[Stored items]
%%

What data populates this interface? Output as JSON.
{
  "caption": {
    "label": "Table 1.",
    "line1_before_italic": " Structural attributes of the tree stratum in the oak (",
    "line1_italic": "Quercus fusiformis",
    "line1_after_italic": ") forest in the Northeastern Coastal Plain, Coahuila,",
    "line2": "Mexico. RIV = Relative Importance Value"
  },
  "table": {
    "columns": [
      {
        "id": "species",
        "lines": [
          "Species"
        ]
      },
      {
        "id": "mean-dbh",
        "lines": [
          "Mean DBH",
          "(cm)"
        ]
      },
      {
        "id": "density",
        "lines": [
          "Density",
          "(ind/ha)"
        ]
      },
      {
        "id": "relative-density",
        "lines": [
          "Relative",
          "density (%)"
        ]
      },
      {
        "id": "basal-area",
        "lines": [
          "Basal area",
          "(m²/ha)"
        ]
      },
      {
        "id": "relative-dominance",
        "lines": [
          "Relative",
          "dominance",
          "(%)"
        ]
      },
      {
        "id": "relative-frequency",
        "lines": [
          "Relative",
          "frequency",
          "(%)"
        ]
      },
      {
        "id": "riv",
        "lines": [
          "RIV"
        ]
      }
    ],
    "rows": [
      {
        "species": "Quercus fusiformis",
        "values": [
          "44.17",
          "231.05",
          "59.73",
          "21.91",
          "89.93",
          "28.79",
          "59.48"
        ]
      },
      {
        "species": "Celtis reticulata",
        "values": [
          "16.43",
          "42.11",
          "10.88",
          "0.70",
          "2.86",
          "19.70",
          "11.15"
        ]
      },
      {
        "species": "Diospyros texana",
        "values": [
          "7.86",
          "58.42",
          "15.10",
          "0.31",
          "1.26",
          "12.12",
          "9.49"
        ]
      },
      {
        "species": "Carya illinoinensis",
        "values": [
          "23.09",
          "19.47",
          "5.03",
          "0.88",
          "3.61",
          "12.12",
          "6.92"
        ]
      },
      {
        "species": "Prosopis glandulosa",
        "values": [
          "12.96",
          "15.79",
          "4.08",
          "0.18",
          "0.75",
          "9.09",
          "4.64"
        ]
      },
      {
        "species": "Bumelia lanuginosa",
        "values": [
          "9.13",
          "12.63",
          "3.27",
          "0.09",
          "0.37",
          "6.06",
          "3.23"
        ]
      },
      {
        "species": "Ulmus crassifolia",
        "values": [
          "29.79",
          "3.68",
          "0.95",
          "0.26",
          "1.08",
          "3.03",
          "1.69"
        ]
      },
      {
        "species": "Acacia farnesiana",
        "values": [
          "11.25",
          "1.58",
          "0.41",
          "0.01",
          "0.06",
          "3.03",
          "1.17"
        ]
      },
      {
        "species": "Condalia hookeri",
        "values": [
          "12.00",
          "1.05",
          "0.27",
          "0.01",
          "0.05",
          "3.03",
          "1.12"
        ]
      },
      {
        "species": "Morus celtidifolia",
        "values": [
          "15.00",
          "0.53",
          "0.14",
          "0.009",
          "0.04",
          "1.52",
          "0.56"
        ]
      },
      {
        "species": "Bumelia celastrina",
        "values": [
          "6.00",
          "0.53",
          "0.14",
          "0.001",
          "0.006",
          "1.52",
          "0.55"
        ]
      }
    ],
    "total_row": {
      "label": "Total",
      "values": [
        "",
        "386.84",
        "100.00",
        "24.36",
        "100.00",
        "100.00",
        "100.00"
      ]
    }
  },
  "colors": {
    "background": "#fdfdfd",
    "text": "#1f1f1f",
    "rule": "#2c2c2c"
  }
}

%%
%%

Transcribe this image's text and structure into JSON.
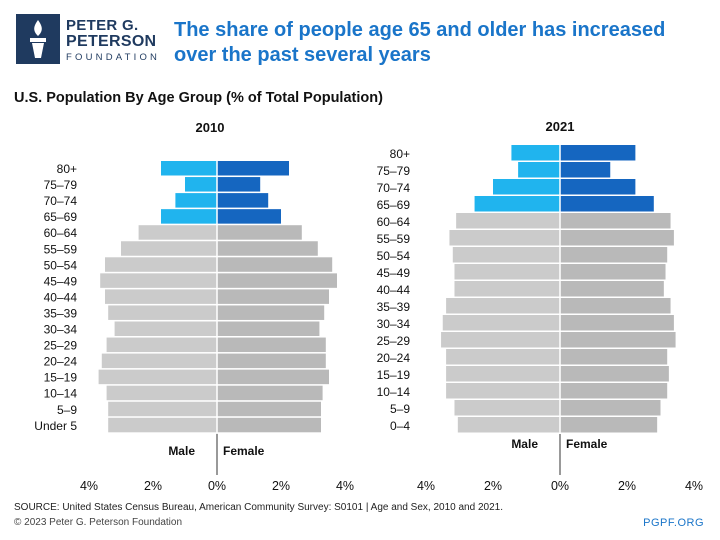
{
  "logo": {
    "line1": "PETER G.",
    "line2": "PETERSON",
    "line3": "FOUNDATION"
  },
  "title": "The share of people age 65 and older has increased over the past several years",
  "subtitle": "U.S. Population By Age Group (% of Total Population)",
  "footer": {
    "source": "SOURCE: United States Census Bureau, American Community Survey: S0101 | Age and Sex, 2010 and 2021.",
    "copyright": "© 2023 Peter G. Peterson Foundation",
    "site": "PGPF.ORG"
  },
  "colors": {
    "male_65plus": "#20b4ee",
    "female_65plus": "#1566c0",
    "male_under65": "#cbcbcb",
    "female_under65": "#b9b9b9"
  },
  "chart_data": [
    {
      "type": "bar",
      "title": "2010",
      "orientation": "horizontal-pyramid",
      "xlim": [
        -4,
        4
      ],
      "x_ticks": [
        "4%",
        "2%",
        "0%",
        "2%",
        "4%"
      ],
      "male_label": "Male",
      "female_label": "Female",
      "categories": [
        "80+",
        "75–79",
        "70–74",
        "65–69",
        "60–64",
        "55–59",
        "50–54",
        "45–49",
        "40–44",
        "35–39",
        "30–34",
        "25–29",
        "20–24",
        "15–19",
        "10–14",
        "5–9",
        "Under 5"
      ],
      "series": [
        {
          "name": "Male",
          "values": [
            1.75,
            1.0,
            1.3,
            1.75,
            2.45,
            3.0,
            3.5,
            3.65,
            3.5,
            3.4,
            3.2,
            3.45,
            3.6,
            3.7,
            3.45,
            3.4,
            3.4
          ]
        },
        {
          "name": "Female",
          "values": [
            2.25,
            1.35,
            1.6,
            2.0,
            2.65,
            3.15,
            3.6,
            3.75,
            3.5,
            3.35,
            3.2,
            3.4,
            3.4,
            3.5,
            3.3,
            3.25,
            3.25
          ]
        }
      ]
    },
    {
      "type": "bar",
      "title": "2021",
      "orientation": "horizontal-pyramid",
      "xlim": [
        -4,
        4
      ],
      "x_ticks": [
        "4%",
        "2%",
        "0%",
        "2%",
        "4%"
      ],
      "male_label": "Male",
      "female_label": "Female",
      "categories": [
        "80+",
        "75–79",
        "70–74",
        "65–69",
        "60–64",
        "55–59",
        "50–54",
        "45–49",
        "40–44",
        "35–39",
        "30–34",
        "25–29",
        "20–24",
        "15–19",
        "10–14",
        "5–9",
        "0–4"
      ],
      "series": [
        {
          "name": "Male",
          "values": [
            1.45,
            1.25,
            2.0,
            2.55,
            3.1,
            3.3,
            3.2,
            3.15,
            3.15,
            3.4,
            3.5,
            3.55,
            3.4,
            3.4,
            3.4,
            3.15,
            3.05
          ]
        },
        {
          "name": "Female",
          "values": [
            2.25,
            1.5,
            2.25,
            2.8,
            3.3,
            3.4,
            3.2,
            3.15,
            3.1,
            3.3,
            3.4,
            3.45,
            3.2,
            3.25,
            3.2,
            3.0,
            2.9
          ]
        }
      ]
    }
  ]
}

%%

## [Task requirements]
Look through the data above. Find each line with the string "fusiformis" and copy it.

## [Response to this exercise]
    "line1_italic": "Quercus fusiformis",
        "species": "Quercus fusiformis",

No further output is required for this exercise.